THE RECORDS:

.....

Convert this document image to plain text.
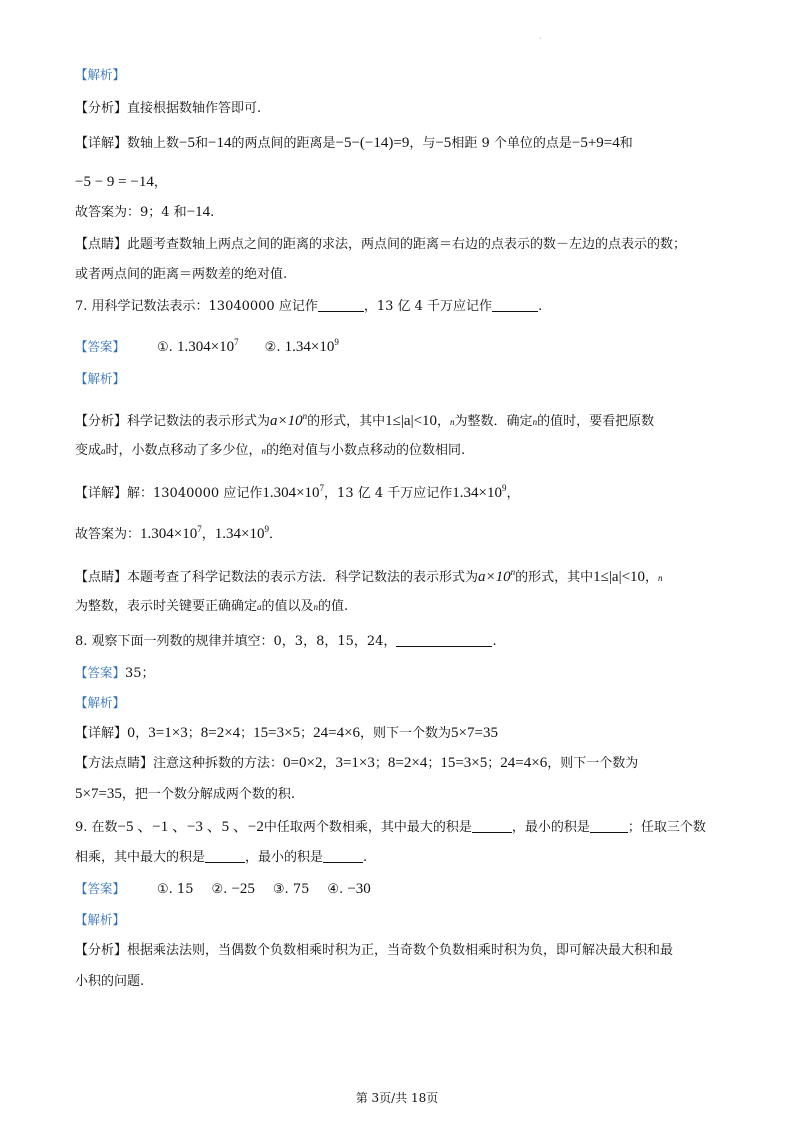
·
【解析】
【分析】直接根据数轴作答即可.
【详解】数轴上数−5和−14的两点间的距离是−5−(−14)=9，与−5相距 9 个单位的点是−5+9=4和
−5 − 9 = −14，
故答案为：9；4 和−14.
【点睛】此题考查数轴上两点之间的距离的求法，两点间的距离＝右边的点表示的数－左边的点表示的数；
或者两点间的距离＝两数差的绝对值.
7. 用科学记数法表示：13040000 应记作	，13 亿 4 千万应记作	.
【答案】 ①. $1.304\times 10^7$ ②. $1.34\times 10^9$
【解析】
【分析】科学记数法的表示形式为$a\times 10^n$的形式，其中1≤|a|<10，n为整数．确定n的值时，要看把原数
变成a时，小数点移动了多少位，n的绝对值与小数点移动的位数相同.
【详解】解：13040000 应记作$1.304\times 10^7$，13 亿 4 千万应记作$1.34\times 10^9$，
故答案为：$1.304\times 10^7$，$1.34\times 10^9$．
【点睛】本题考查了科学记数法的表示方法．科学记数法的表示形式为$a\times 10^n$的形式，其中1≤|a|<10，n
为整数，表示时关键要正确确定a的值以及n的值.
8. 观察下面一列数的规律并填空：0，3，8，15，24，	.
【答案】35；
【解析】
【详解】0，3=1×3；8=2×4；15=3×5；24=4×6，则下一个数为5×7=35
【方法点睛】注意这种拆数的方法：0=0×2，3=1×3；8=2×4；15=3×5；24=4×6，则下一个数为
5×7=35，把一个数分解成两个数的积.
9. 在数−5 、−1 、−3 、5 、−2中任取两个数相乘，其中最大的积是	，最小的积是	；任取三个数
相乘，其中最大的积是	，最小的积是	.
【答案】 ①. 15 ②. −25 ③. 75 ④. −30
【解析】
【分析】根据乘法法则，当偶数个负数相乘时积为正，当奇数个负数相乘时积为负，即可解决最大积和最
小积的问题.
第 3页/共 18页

.....

WHAT YOU NEED TO DO: Write down every line of the data above that includes the string "故答案为".

SOLUTION TO THIS TASK:
故答案为：9；4 和−14.
故答案为：$1.304\times 10^7$，$1.34\times 10^9$．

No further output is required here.